Figure data in JSON
=-=-=-=-=

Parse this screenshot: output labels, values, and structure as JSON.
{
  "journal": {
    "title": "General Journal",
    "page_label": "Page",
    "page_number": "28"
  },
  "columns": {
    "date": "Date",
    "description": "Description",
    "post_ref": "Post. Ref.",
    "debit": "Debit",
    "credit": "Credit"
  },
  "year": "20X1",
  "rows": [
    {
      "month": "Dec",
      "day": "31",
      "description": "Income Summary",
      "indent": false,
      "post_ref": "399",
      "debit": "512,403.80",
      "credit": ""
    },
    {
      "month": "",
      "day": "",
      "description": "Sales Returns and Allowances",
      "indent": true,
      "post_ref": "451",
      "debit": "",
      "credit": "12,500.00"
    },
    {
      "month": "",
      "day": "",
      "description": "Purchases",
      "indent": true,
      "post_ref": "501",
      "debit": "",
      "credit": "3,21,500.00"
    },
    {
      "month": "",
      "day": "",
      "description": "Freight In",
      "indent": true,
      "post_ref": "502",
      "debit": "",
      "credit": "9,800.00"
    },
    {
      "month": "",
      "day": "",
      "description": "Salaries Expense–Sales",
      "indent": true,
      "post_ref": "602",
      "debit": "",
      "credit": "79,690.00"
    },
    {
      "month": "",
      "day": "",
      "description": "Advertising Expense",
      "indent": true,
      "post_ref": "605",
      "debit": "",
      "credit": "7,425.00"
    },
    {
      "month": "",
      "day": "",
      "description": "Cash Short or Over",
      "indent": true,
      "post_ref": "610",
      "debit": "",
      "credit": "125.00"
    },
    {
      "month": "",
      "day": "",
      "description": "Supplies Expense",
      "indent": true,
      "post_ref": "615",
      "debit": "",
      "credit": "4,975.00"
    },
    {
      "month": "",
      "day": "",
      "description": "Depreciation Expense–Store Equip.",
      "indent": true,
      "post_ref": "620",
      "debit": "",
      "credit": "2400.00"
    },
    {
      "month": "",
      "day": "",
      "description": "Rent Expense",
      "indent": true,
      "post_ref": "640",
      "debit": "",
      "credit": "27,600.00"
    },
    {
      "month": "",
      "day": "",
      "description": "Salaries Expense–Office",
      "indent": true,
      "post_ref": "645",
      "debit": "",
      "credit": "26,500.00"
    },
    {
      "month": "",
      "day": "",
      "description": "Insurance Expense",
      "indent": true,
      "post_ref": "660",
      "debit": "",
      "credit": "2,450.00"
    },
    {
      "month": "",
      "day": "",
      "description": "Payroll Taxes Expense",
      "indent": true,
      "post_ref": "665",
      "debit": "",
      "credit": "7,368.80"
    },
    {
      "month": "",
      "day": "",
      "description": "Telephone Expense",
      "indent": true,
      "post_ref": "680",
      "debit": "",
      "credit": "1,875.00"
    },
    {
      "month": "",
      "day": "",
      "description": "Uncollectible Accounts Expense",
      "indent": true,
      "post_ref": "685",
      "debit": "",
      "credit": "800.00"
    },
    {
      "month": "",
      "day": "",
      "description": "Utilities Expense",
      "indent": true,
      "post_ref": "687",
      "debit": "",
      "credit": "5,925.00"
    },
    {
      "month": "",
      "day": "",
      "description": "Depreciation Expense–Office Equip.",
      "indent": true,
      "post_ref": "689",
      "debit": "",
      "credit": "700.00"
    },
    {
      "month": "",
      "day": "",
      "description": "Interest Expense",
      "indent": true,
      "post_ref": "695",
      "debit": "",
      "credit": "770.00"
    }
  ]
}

=-=-=-=-=

#### [THE PROBLEM]
Check every line in the material above for the string "Salaries", then give only the number of lines that have it.

#### [RESULT]
2